▸ **Data for this task**

^^^^^^^^^^^^^^^^

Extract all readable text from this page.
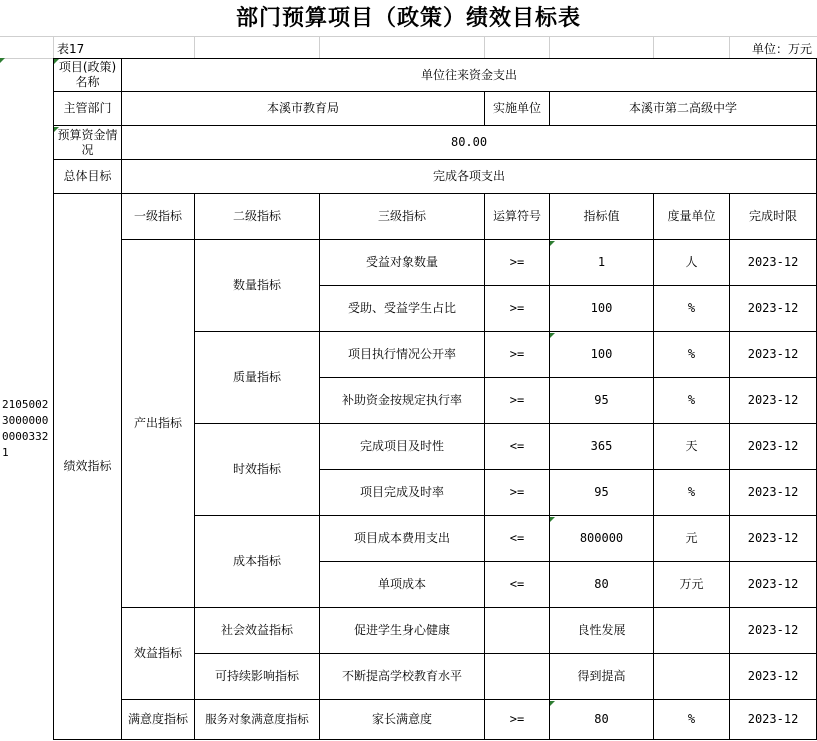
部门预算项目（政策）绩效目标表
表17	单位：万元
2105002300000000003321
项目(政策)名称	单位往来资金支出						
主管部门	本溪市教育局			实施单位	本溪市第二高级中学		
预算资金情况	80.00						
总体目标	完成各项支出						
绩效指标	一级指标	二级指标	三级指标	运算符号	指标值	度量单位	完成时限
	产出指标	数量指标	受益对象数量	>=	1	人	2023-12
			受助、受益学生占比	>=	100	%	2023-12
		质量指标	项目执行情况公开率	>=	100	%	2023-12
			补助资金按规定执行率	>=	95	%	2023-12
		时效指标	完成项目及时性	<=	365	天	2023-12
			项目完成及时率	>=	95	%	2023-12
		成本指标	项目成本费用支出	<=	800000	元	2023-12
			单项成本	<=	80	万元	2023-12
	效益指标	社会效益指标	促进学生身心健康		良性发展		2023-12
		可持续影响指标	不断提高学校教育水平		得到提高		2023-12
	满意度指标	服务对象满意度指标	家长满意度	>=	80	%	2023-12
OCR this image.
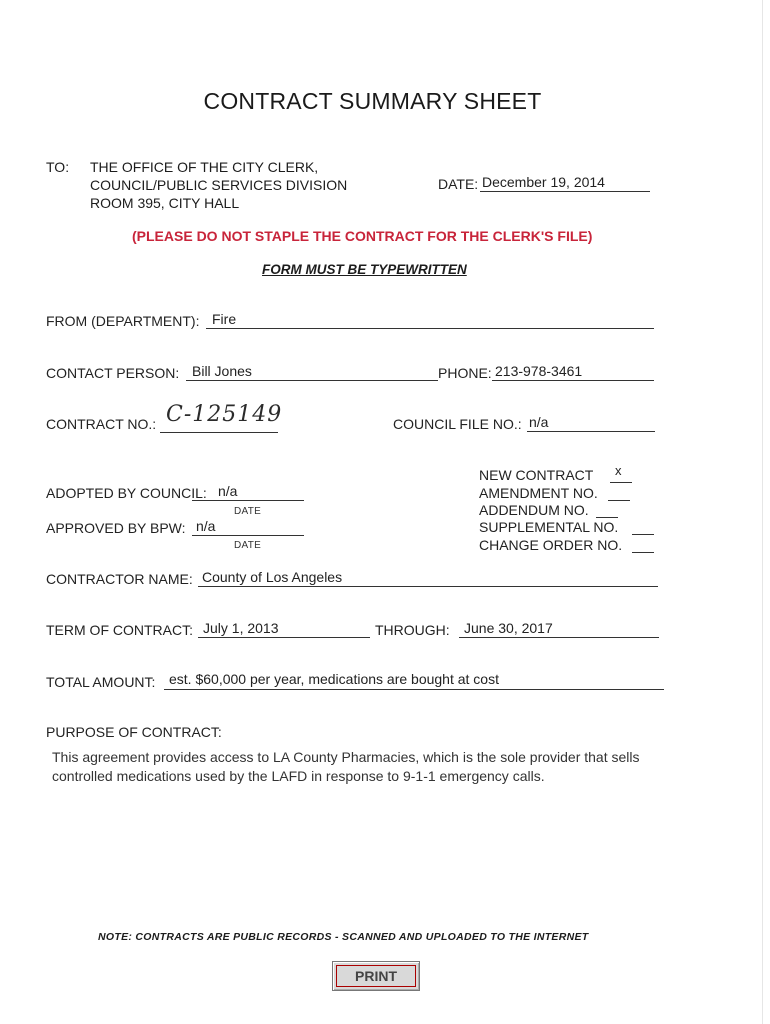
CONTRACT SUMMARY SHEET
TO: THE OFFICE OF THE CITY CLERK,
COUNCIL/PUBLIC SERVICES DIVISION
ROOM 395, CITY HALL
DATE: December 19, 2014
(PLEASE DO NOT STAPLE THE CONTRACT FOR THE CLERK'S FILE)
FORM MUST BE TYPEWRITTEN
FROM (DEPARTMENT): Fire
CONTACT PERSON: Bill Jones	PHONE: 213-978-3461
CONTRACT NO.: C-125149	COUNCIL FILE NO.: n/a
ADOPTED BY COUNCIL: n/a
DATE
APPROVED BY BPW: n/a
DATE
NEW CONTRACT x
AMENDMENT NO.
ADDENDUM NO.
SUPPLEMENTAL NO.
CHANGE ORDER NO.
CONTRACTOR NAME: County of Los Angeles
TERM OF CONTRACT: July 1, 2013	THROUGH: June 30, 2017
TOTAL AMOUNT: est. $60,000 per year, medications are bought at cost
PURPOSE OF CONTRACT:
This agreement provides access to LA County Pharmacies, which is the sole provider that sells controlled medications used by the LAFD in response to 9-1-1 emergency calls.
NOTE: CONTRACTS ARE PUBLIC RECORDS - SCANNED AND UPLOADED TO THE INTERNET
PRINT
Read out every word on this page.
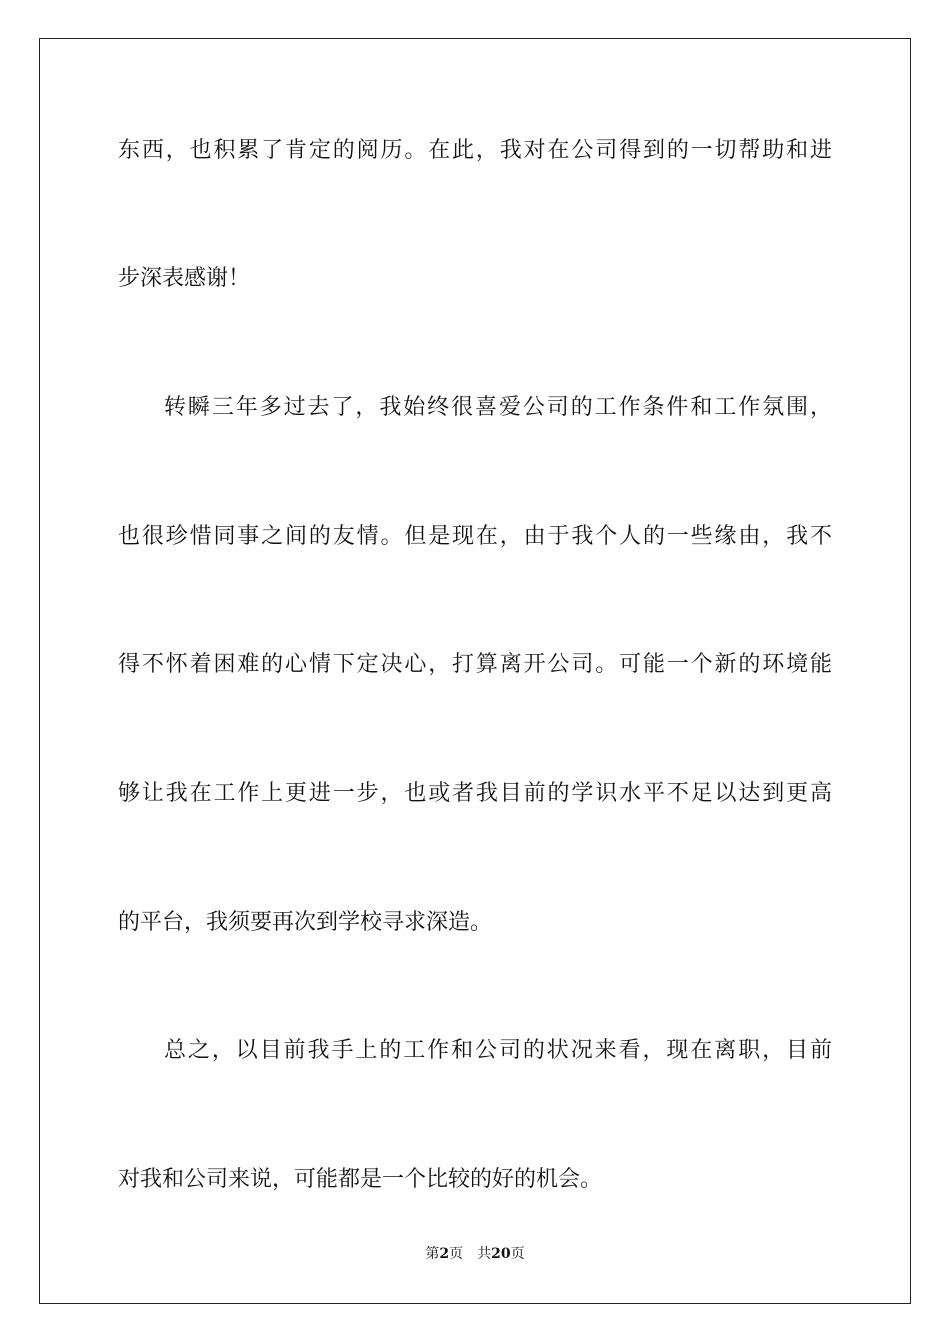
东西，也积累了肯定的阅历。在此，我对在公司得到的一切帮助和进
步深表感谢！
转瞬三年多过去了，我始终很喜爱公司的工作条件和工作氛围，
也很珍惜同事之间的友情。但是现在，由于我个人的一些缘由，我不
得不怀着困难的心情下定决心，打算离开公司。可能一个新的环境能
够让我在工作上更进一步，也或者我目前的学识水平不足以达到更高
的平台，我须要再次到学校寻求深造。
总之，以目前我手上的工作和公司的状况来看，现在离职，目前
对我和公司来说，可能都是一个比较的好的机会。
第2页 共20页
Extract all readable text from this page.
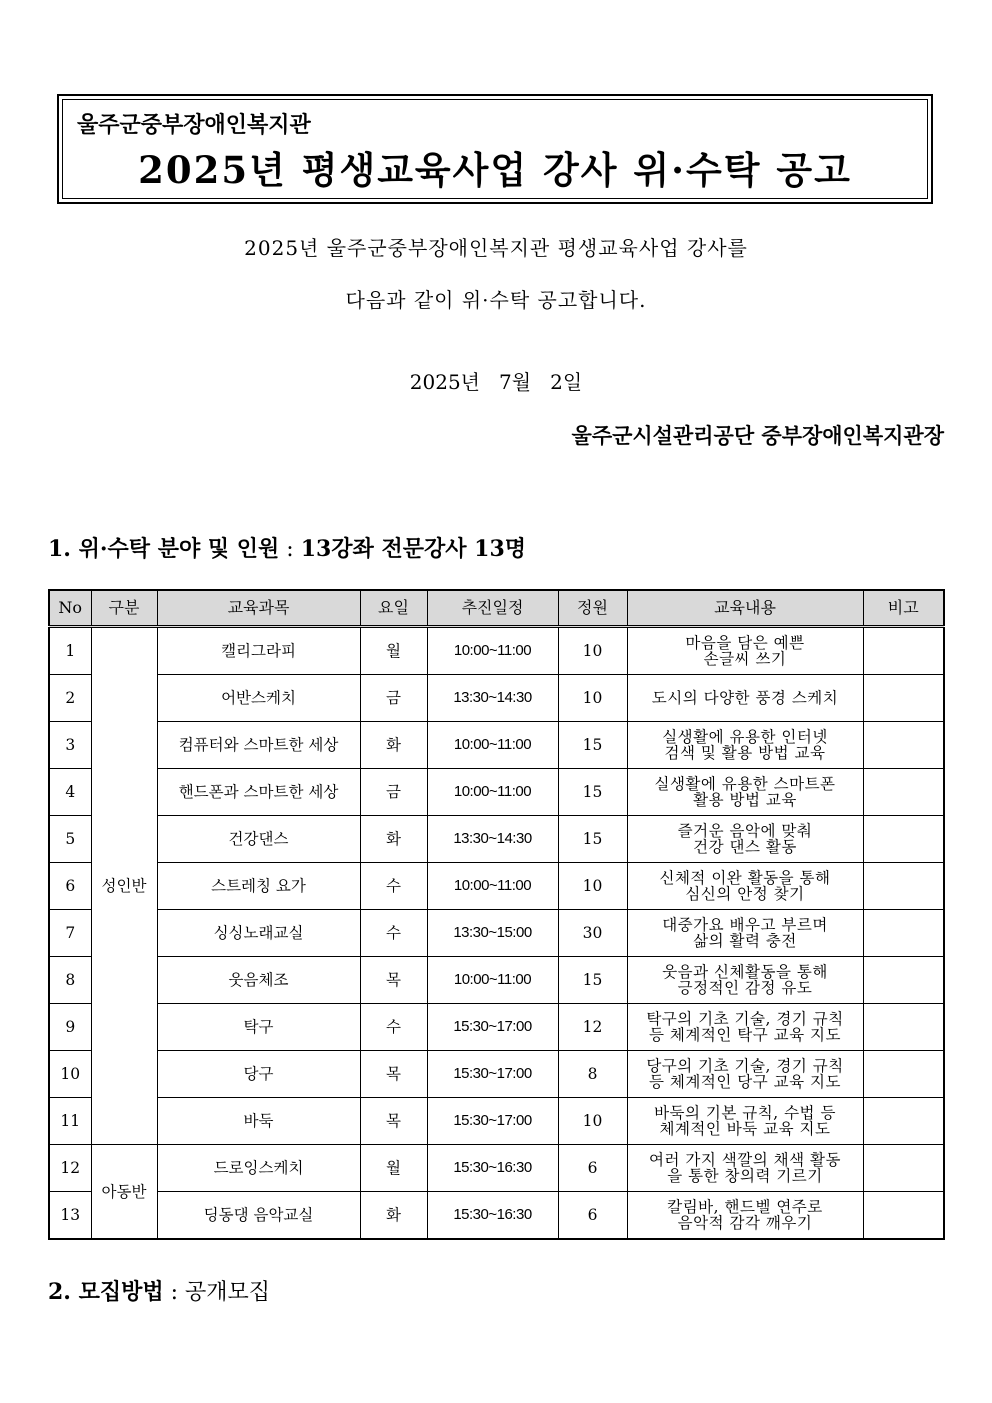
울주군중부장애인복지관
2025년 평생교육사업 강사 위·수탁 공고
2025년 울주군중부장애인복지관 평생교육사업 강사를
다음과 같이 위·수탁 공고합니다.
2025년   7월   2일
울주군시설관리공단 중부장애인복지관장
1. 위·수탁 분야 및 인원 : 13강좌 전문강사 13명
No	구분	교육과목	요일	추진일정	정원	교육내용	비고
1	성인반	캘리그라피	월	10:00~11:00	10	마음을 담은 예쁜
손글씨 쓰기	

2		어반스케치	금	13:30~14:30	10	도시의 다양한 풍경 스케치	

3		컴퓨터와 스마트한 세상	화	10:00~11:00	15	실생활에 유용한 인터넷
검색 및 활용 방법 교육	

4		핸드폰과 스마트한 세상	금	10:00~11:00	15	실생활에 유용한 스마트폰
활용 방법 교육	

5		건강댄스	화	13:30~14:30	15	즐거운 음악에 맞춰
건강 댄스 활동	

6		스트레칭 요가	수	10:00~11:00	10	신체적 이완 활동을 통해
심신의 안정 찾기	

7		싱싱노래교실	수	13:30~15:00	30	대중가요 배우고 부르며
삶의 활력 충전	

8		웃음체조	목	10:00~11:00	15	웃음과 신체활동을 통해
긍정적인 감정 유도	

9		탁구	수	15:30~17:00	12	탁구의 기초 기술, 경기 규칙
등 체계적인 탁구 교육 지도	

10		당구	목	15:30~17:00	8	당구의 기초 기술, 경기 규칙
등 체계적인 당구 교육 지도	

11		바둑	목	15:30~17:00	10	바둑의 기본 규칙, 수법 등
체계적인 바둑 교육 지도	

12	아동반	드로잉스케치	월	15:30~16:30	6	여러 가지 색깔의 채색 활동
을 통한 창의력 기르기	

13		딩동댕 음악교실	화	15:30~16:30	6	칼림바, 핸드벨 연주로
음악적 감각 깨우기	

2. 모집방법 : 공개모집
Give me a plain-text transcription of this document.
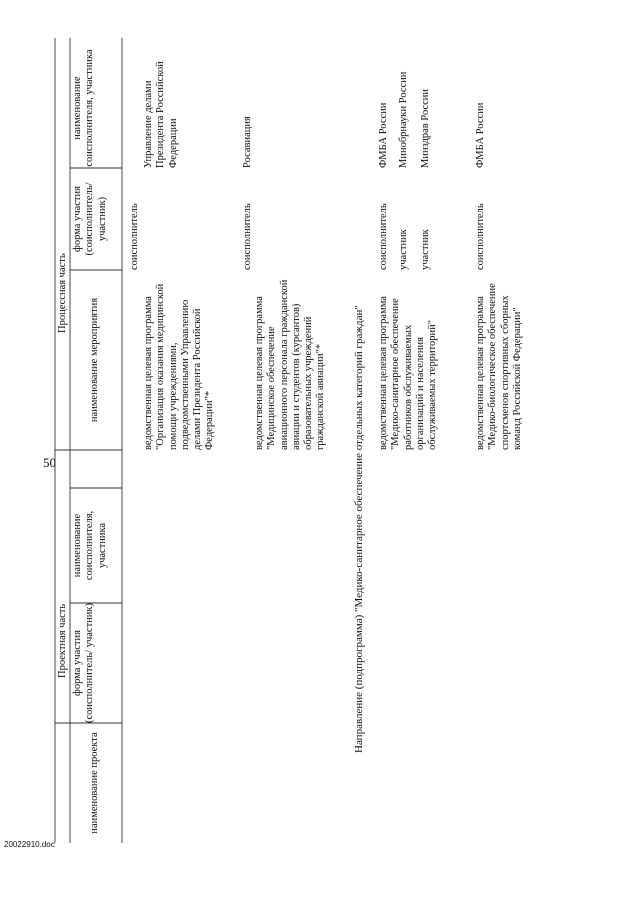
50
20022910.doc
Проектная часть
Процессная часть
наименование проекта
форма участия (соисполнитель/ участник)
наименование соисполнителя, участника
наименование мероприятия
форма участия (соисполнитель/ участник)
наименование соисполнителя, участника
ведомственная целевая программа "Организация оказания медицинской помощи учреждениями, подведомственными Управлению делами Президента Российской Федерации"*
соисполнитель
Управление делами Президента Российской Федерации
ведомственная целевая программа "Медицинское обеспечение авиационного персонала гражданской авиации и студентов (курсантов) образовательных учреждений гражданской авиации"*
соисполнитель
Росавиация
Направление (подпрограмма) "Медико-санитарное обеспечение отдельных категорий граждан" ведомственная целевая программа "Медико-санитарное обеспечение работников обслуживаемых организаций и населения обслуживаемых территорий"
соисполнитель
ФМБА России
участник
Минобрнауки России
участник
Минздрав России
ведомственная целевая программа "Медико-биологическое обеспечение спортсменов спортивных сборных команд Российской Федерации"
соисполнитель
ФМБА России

^^^^^^^^^^^^^^^^

▸ **Problem to solve**
An exact transcription of all the entries is required, without the pictures.

▸ **Solution for this task**
Extract all readable text from this page.
部门预算项目（政策）绩效目标表
表17	单位：万元
2105002300000000003321
项目(政策)名称	单位往来资金支出						
主管部门	本溪市教育局			实施单位	本溪市第二高级中学		
预算资金情况	80.00						
总体目标	完成各项支出						
绩效指标	一级指标	二级指标	三级指标	运算符号	指标值	度量单位	完成时限
	产出指标	数量指标	受益对象数量	>=	1	人	2023-12
			受助、受益学生占比	>=	100	%	2023-12
		质量指标	项目执行情况公开率	>=	100	%	2023-12
			补助资金按规定执行率	>=	95	%	2023-12
		时效指标	完成项目及时性	<=	365	天	2023-12
			项目完成及时率	>=	95	%	2023-12
		成本指标	项目成本费用支出	<=	800000	元	2023-12
			单项成本	<=	80	万元	2023-12
	效益指标	社会效益指标	促进学生身心健康		良性发展		2023-12
		可持续影响指标	不断提高学校教育水平		得到提高		2023-12
	满意度指标	服务对象满意度指标	家长满意度	>=	80	%	2023-12
OCR this image.
CONTRACT SUMMARY SHEET
TO: THE OFFICE OF THE CITY CLERK,
COUNCIL/PUBLIC SERVICES DIVISION
ROOM 395, CITY HALL
DATE: December 19, 2014
(PLEASE DO NOT STAPLE THE CONTRACT FOR THE CLERK'S FILE)
FORM MUST BE TYPEWRITTEN
FROM (DEPARTMENT): Fire
CONTACT PERSON: Bill Jones	PHONE: 213-978-3461
CONTRACT NO.: C-125149	COUNCIL FILE NO.: n/a
ADOPTED BY COUNCIL: n/a
DATE
APPROVED BY BPW: n/a
DATE
NEW CONTRACT x
AMENDMENT NO.
ADDENDUM NO.
SUPPLEMENTAL NO.
CHANGE ORDER NO.
CONTRACTOR NAME: County of Los Angeles
TERM OF CONTRACT: July 1, 2013	THROUGH: June 30, 2017
TOTAL AMOUNT: est. $60,000 per year, medications are bought at cost
PURPOSE OF CONTRACT:
This agreement provides access to LA County Pharmacies, which is the sole provider that sells controlled medications used by the LAFD in response to 9-1-1 emergency calls.
NOTE: CONTRACTS ARE PUBLIC RECORDS - SCANNED AND UPLOADED TO THE INTERNET
PRINT
Read out every word on this page.
东西，也积累了肯定的阅历。在此，我对在公司得到的一切帮助和进
步深表感谢！
转瞬三年多过去了，我始终很喜爱公司的工作条件和工作氛围，
也很珍惜同事之间的友情。但是现在，由于我个人的一些缘由，我不
得不怀着困难的心情下定决心，打算离开公司。可能一个新的环境能
够让我在工作上更进一步，也或者我目前的学识水平不足以达到更高
的平台，我须要再次到学校寻求深造。
总之，以目前我手上的工作和公司的状况来看，现在离职，目前
对我和公司来说，可能都是一个比较的好的机会。
第2页 共20页
Extract all readable text from this page.
울주군중부장애인복지관
2025년 평생교육사업 강사 위·수탁 공고
2025년 울주군중부장애인복지관 평생교육사업 강사를
다음과 같이 위·수탁 공고합니다.
2025년   7월   2일
울주군시설관리공단 중부장애인복지관장
1. 위·수탁 분야 및 인원 : 13강좌 전문강사 13명
No	구분	교육과목	요일	추진일정	정원	교육내용	비고
1	성인반	캘리그라피	월	10:00~11:00	10	마음을 담은 예쁜
손글씨 쓰기	

2		어반스케치	금	13:30~14:30	10	도시의 다양한 풍경 스케치	

3		컴퓨터와 스마트한 세상	화	10:00~11:00	15	실생활에 유용한 인터넷
검색 및 활용 방법 교육	

4		핸드폰과 스마트한 세상	금	10:00~11:00	15	실생활에 유용한 스마트폰
활용 방법 교육	

5		건강댄스	화	13:30~14:30	15	즐거운 음악에 맞춰
건강 댄스 활동	

6		스트레칭 요가	수	10:00~11:00	10	신체적 이완 활동을 통해
심신의 안정 찾기	

7		싱싱노래교실	수	13:30~15:00	30	대중가요 배우고 부르며
삶의 활력 충전	

8		웃음체조	목	10:00~11:00	15	웃음과 신체활동을 통해
긍정적인 감정 유도	

9		탁구	수	15:30~17:00	12	탁구의 기초 기술, 경기 규칙
등 체계적인 탁구 교육 지도	

10		당구	목	15:30~17:00	8	당구의 기초 기술, 경기 규칙
등 체계적인 당구 교육 지도	

11		바둑	목	15:30~17:00	10	바둑의 기본 규칙, 수법 등
체계적인 바둑 교육 지도	

12	아동반	드로잉스케치	월	15:30~16:30	6	여러 가지 색깔의 채색 활동
을 통한 창의력 기르기	

13		딩동댕 음악교실	화	15:30~16:30	6	칼림바, 핸드벨 연주로
음악적 감각 깨우기	

2. 모집방법 : 공개모집
Give me a plain-text transcription of this document.
50
20022910.doc
Проектная часть
Процессная часть
наименование проекта
форма участия (соисполнитель/ участник)
наименование соисполнителя, участника
наименование мероприятия
форма участия (соисполнитель/ участник)
наименование соисполнителя, участника
ведомственная целевая программа "Организация оказания медицинской помощи учреждениями, подведомственными Управлению делами Президента Российской Федерации"*
соисполнитель
Управление делами Президента Российской Федерации
ведомственная целевая программа "Медицинское обеспечение авиационного персонала гражданской авиации и студентов (курсантов) образовательных учреждений гражданской авиации"*
соисполнитель
Росавиация
Направление (подпрограмма) "Медико-санитарное обеспечение отдельных категорий граждан" ведомственная целевая программа "Медико-санитарное обеспечение работников обслуживаемых организаций и населения обслуживаемых территорий"
соисполнитель
ФМБА России
участник
Минобрнауки России
участник
Минздрав России
ведомственная целевая программа "Медико-биологическое обеспечение спортсменов спортивных сборных команд Российской Федерации"
соисполнитель
ФМБА России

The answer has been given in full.